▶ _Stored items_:
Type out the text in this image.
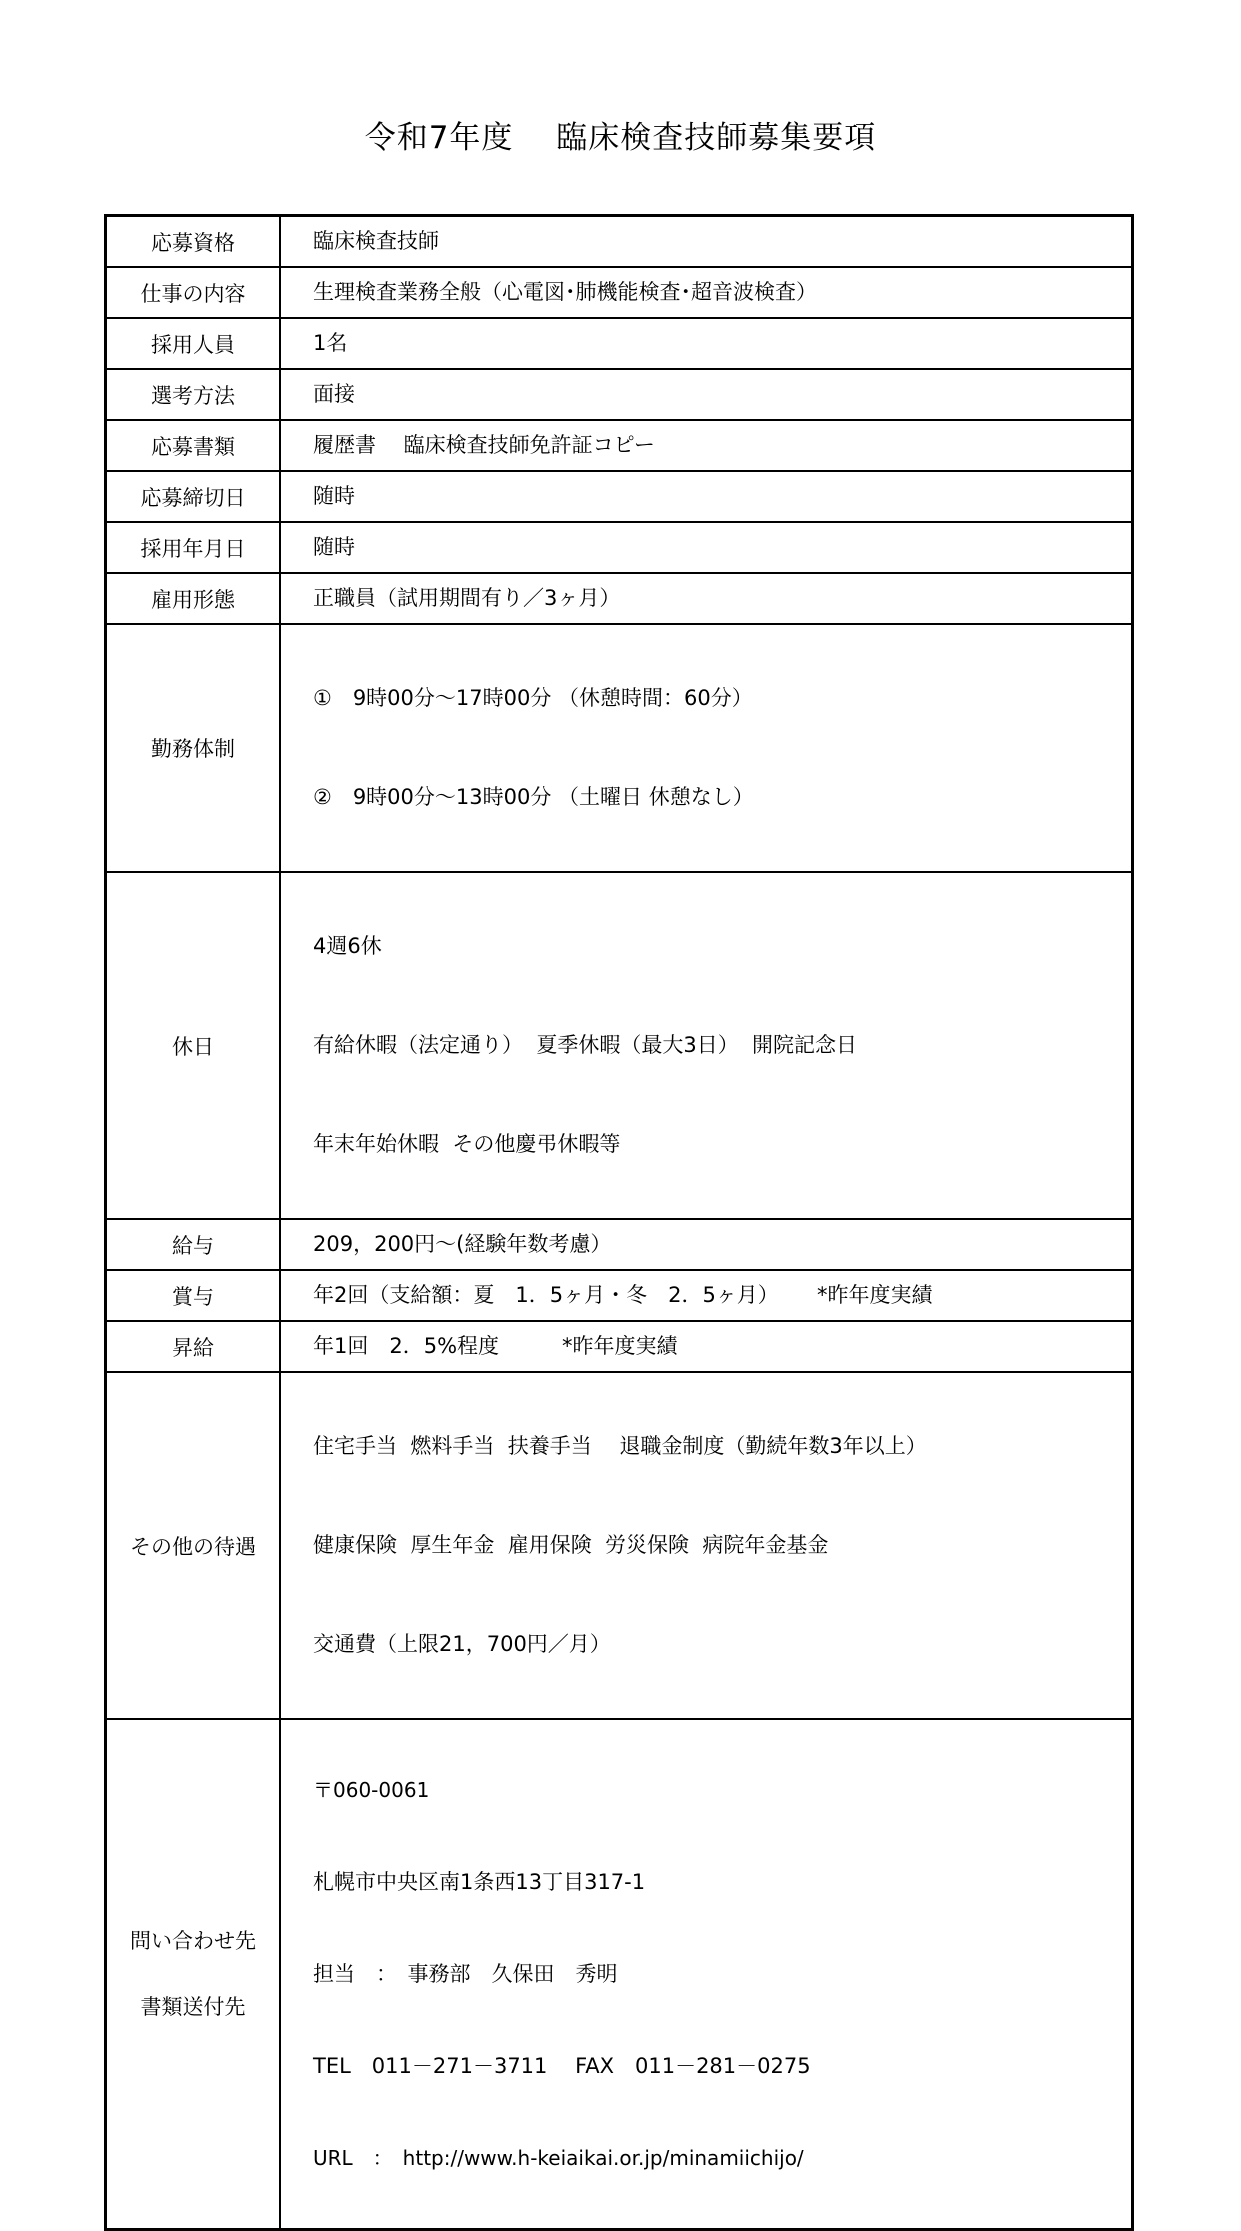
令和7年度　 臨床検査技師募集要項
応募資格	臨床検査技師
仕事の内容	生理検査業務全般（心電図･肺機能検査･超音波検査）
採用人員	1名
選考方法	面接
応募書類	履歴書　 臨床検査技師免許証コピー
応募締切日	随時
採用年月日	随時
雇用形態	正職員（試用期間有り／3ヶ月）
勤務体制	①　9時00分～17時00分 （休憩時間：60分）

②　9時00分～13時00分 （土曜日 休憩なし）

休日	4週6休

有給休暇（法定通り）  夏季休暇（最大3日）  開院記念日

年末年始休暇  その他慶弔休暇等

給与	209，200円～(経験年数考慮）
賞与	年2回（支給額：夏　1．5ヶ月・冬　2．5ヶ月）　　 *昨年度実績
昇給	年1回　2．5%程度　　　*昨年度実績
その他の待遇	住宅手当  燃料手当  扶養手当　 退職金制度（勤続年数3年以上）

健康保険  厚生年金  雇用保険  労災保険  病院年金基金

交通費（上限21，700円／月）

問い合わせ先
書類送付先	〒060-0061

札幌市中央区南1条西13丁目317-1

担当　：　事務部　久保田　秀明

TEL　011－271－3711　 FAX　011－281－0275

URL　：　http://www.h-keiaikai.or.jp/minamiichijo/
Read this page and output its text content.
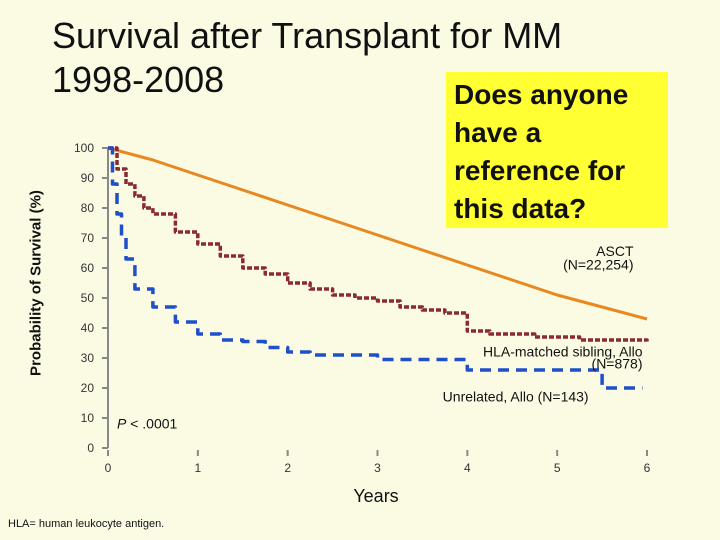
Survival after Transplant for MM
1998-2008	Does anyone
have a
reference for
this data?
Probability of Survival (%)
Years
HLA= human leukocyte antigen.
0
10
20
30
40
50
60
70
80
90
100
0	1	2	3	4	5	6
ASCT
(N=22,254)
HLA-matched sibling, Allo
(N=878)
Unrelated, Allo (N=143)
P < .0001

▶ _Aim of the exercise_:
List all lines in the material containing the string "text".

▶ _Final result_:
Type out the text in this image.
Read this page and output its text content.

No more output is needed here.